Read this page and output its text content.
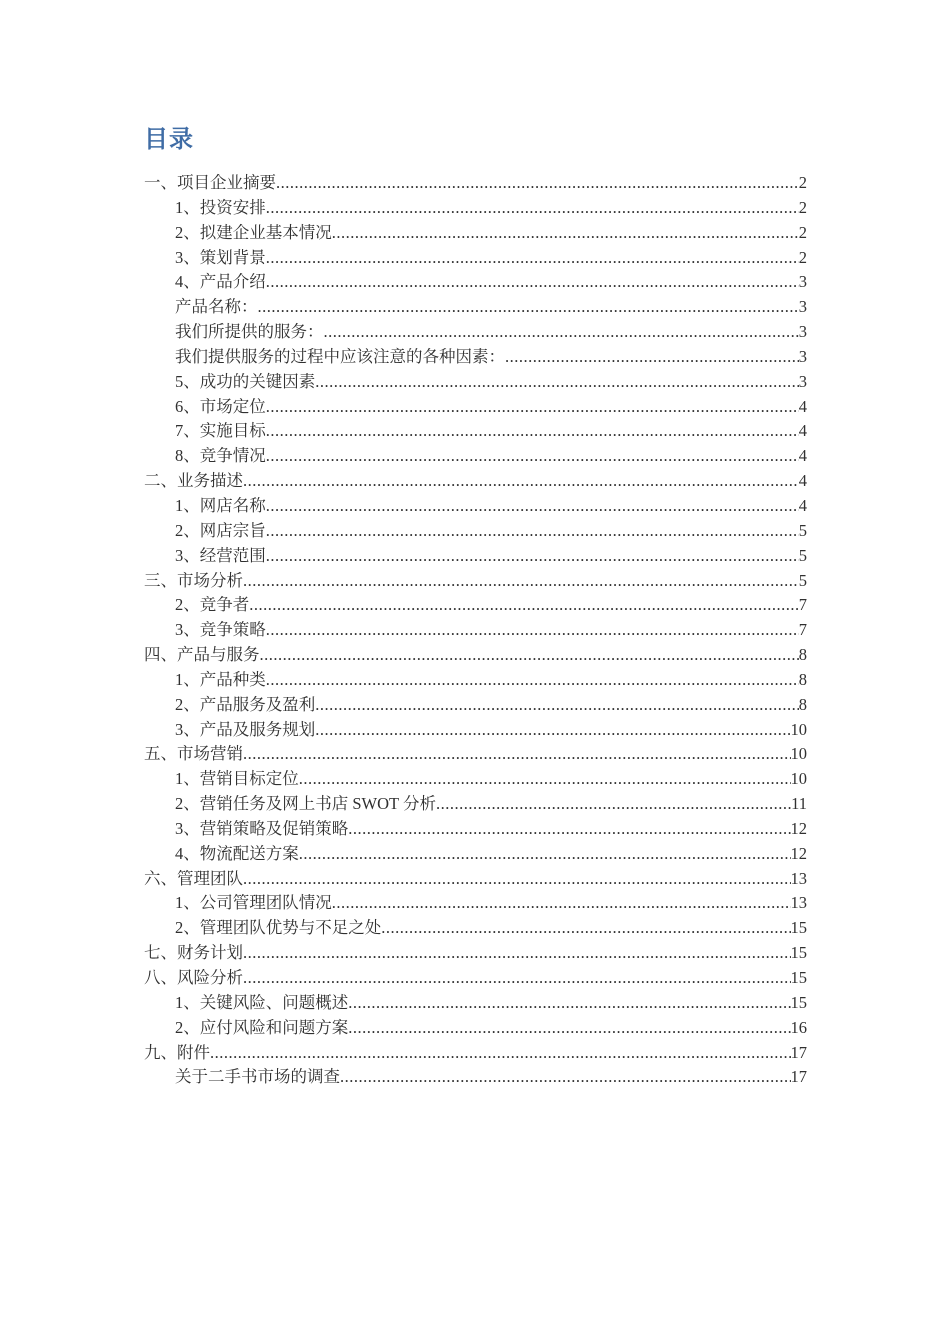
目录
一、项目企业摘要 .....	2
1、投资安排 .....	2
2、拟建企业基本情况 .....	2
3、策划背景 .....	2
4、产品介绍 .....	3
产品名称： .....	3
我们所提供的服务： .....	3
我们提供服务的过程中应该注意的各种因素： .....	3
5、成功的关键因素 .....	3
6、市场定位 .....	4
7、实施目标 .....	4
8、竞争情况 .....	4
二、业务描述 .....	4
1、网店名称 .....	4
2、网店宗旨 .....	5
3、经营范围 .....	5
三、市场分析 .....	5
2、竞争者 .....	7
3、竞争策略 .....	7
四、产品与服务 .....	8
1、产品种类 .....	8
2、产品服务及盈利 .....	8
3、产品及服务规划 .....	10
五、市场营销 .....	10
1、营销目标定位 .....	10
2、营销任务及网上书店 SWOT 分析 .....	11
3、营销策略及促销策略 .....	12
4、物流配送方案 .....	12
六、管理团队 .....	13
1、公司管理团队情况 .....	13
2、管理团队优势与不足之处 .....	15
七、财务计划 .....	15
八、风险分析 .....	15
1、关键风险、问题概述 .....	15
2、应付风险和问题方案 .....	16
九、附件 .....	17
关于二手书市场的调查 .....	17
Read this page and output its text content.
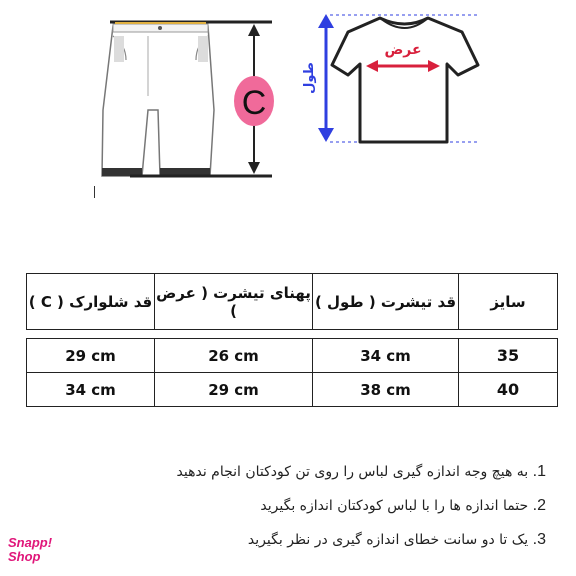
C
طول
عرض
قد شلوارک ( C )	پهنای تیشرت ( عرض )	قد تیشرت ( طول )	سایز

29 cm	26 cm	34 cm	35
34 cm	29 cm	38 cm	40
1. به هیچ وجه اندازه گیری لباس را روی تن کودکتان انجام ندهید
2. حتما اندازه ها را با لباس کودکتان اندازه بگیرید
3. یک تا دو سانت خطای اندازه گیری در نظر بگیرید
Snapp!
Shop
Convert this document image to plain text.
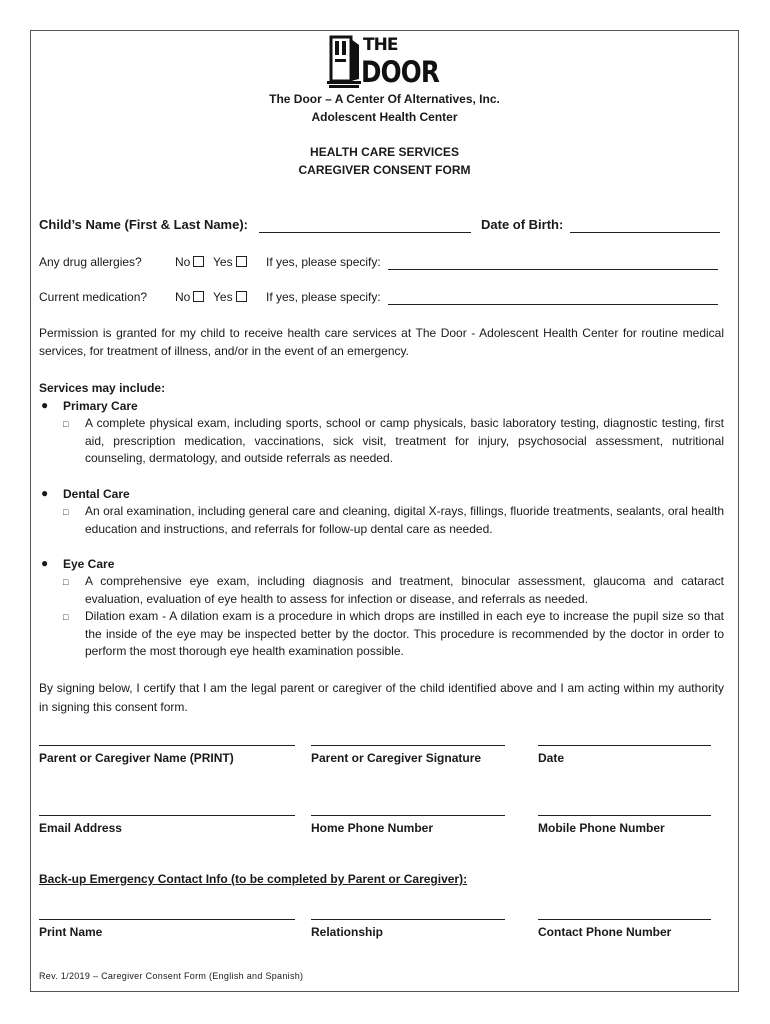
THE
DOOR
The Door – A Center Of Alternatives, Inc.
Adolescent Health Center
HEALTH CARE SERVICES
CAREGIVER CONSENT FORM
Child’s Name (First & Last Name):	Date of Birth:
Any drug allergies?	No	Yes	If yes, please specify:
Current medication? No	Yes	If yes, please specify:
Permission is granted for my child to receive health care services at The Door - Adolescent Health Center for routine medical services, for treatment of illness, and/or in the event of an emergency.
Services may include:
● Primary Care
□ A complete physical exam, including sports, school or camp physicals, basic laboratory testing, diagnostic testing, first aid, prescription medication, vaccinations, sick visit, treatment for injury, psychosocial assessment, nutritional counseling, dermatology, and outside referrals as needed.
● Dental Care
□ An oral examination, including general care and cleaning, digital X-rays, fillings, fluoride treatments, sealants, oral health education and instructions, and referrals for follow-up dental care as needed.
● Eye Care
□ A comprehensive eye exam, including diagnosis and treatment, binocular assessment, glaucoma and cataract evaluation, evaluation of eye health to assess for infection or disease, and referrals as needed.
□ Dilation exam - A dilation exam is a procedure in which drops are instilled in each eye to increase the pupil size so that the inside of the eye may be inspected better by the doctor. This procedure is recommended by the doctor in order to perform the most thorough eye health examination possible.
By signing below, I certify that I am the legal parent or caregiver of the child identified above and I am acting within my authority in signing this consent form.
Parent or Caregiver Name (PRINT)	Parent or Caregiver Signature	Date
Email Address	Home Phone Number	Mobile Phone Number
Back-up Emergency Contact Info (to be completed by Parent or Caregiver):
Print Name	Relationship	Contact Phone Number
Rev. 1/2019 – Caregiver Consent Form (English and Spanish)
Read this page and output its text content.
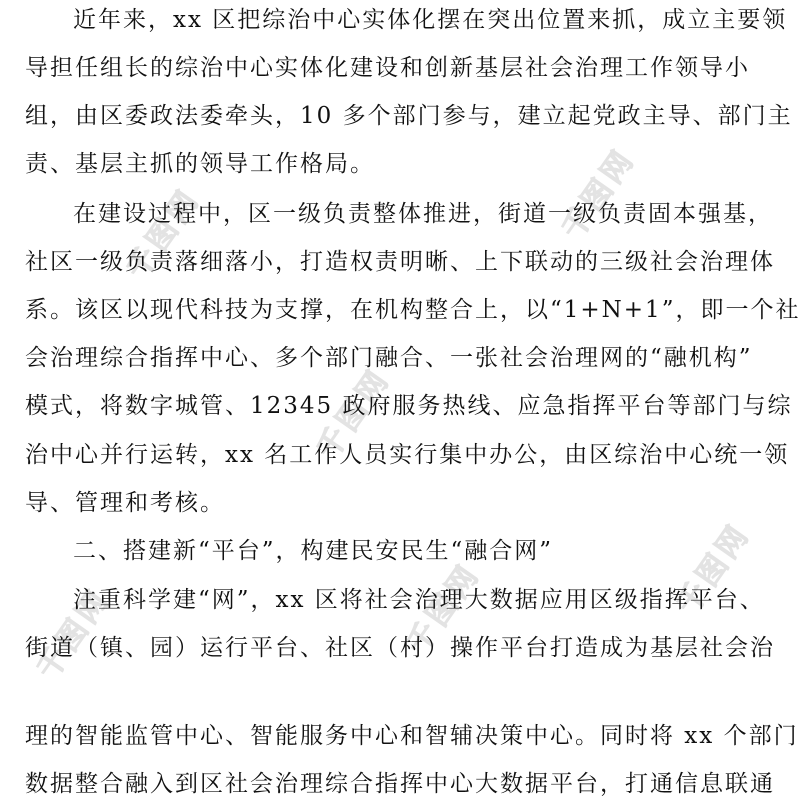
千图网	千图网
千图网
千图网	千图网	千图网
近年来，xx 区把综治中心实体化摆在突出位置来抓，成立主要领
导担任组长的综治中心实体化建设和创新基层社会治理工作领导小
组，由区委政法委牵头，10 多个部门参与，建立起党政主导、部门主
责、基层主抓的领导工作格局。
在建设过程中，区一级负责整体推进，街道一级负责固本强基，
社区一级负责落细落小，打造权责明晰、上下联动的三级社会治理体
系。该区以现代科技为支撑，在机构整合上，以“1+N+1”，即一个社
会治理综合指挥中心、多个部门融合、一张社会治理网的“融机构”
模式，将数字城管、12345 政府服务热线、应急指挥平台等部门与综
治中心并行运转，xx 名工作人员实行集中办公，由区综治中心统一领
导、管理和考核。
二、搭建新“平台”，构建民安民生“融合网”
注重科学建“网”，xx 区将社会治理大数据应用区级指挥平台、
街道（镇、园）运行平台、社区（村）操作平台打造成为基层社会治
理的智能监管中心、智能服务中心和智辅决策中心。同时将 xx 个部门
数据整合融入到区社会治理综合指挥中心大数据平台，打通信息联通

GIVEN REQUEST: Every line should be retyped exactly, with the pictures omitted.

SOLVED PROBLEM:
Read this page and output its text content.
目录
一、项目企业摘要 .....	2
1、投资安排 .....	2
2、拟建企业基本情况 .....	2
3、策划背景 .....	2
4、产品介绍 .....	3
产品名称： .....	3
我们所提供的服务： .....	3
我们提供服务的过程中应该注意的各种因素： .....	3
5、成功的关键因素 .....	3
6、市场定位 .....	4
7、实施目标 .....	4
8、竞争情况 .....	4
二、业务描述 .....	4
1、网店名称 .....	4
2、网店宗旨 .....	5
3、经营范围 .....	5
三、市场分析 .....	5
2、竞争者 .....	7
3、竞争策略 .....	7
四、产品与服务 .....	8
1、产品种类 .....	8
2、产品服务及盈利 .....	8
3、产品及服务规划 .....	10
五、市场营销 .....	10
1、营销目标定位 .....	10
2、营销任务及网上书店 SWOT 分析 .....	11
3、营销策略及促销策略 .....	12
4、物流配送方案 .....	12
六、管理团队 .....	13
1、公司管理团队情况 .....	13
2、管理团队优势与不足之处 .....	15
七、财务计划 .....	15
八、风险分析 .....	15
1、关键风险、问题概述 .....	15
2、应付风险和问题方案 .....	16
九、附件 .....	17
关于二手书市场的调查 .....	17
Read this page and output its text content.
C
طول
عرض
قد شلوارک ( C )	پهنای تیشرت ( عرض )	قد تیشرت ( طول )	سایز

29 cm	26 cm	34 cm	35
34 cm	29 cm	38 cm	40
1. به هیچ وجه اندازه گیری لباس را روی تن کودکتان انجام ندهید
2. حتما اندازه ها را با لباس کودکتان اندازه بگیرید
3. یک تا دو سانت خطای اندازه گیری در نظر بگیرید
Snapp!
Shop
Convert this document image to plain text.
THE
DOOR
The Door – A Center Of Alternatives, Inc.
Adolescent Health Center
HEALTH CARE SERVICES
CAREGIVER CONSENT FORM
Child’s Name (First & Last Name):	Date of Birth:
Any drug allergies?	No	Yes	If yes, please specify:
Current medication? No	Yes	If yes, please specify:
Permission is granted for my child to receive health care services at The Door - Adolescent Health Center for routine medical services, for treatment of illness, and/or in the event of an emergency.
Services may include:
● Primary Care
□ A complete physical exam, including sports, school or camp physicals, basic laboratory testing, diagnostic testing, first aid, prescription medication, vaccinations, sick visit, treatment for injury, psychosocial assessment, nutritional counseling, dermatology, and outside referrals as needed.
● Dental Care
□ An oral examination, including general care and cleaning, digital X-rays, fillings, fluoride treatments, sealants, oral health education and instructions, and referrals for follow-up dental care as needed.
● Eye Care
□ A comprehensive eye exam, including diagnosis and treatment, binocular assessment, glaucoma and cataract evaluation, evaluation of eye health to assess for infection or disease, and referrals as needed.
□ Dilation exam - A dilation exam is a procedure in which drops are instilled in each eye to increase the pupil size so that the inside of the eye may be inspected better by the doctor. This procedure is recommended by the doctor in order to perform the most thorough eye health examination possible.
By signing below, I certify that I am the legal parent or caregiver of the child identified above and I am acting within my authority in signing this consent form.
Parent or Caregiver Name (PRINT)	Parent or Caregiver Signature	Date
Email Address	Home Phone Number	Mobile Phone Number
Back-up Emergency Contact Info (to be completed by Parent or Caregiver):
Print Name	Relationship	Contact Phone Number
Rev. 1/2019 – Caregiver Consent Form (English and Spanish)
Read this page and output its text content.
千图网	千图网
千图网
千图网	千图网	千图网
近年来，xx 区把综治中心实体化摆在突出位置来抓，成立主要领
导担任组长的综治中心实体化建设和创新基层社会治理工作领导小
组，由区委政法委牵头，10 多个部门参与，建立起党政主导、部门主
责、基层主抓的领导工作格局。
在建设过程中，区一级负责整体推进，街道一级负责固本强基，
社区一级负责落细落小，打造权责明晰、上下联动的三级社会治理体
系。该区以现代科技为支撑，在机构整合上，以“1+N+1”，即一个社
会治理综合指挥中心、多个部门融合、一张社会治理网的“融机构”
模式，将数字城管、12345 政府服务热线、应急指挥平台等部门与综
治中心并行运转，xx 名工作人员实行集中办公，由区综治中心统一领
导、管理和考核。
二、搭建新“平台”，构建民安民生“融合网”
注重科学建“网”，xx 区将社会治理大数据应用区级指挥平台、
街道（镇、园）运行平台、社区（村）操作平台打造成为基层社会治
理的智能监管中心、智能服务中心和智辅决策中心。同时将 xx 个部门
数据整合融入到区社会治理综合指挥中心大数据平台，打通信息联通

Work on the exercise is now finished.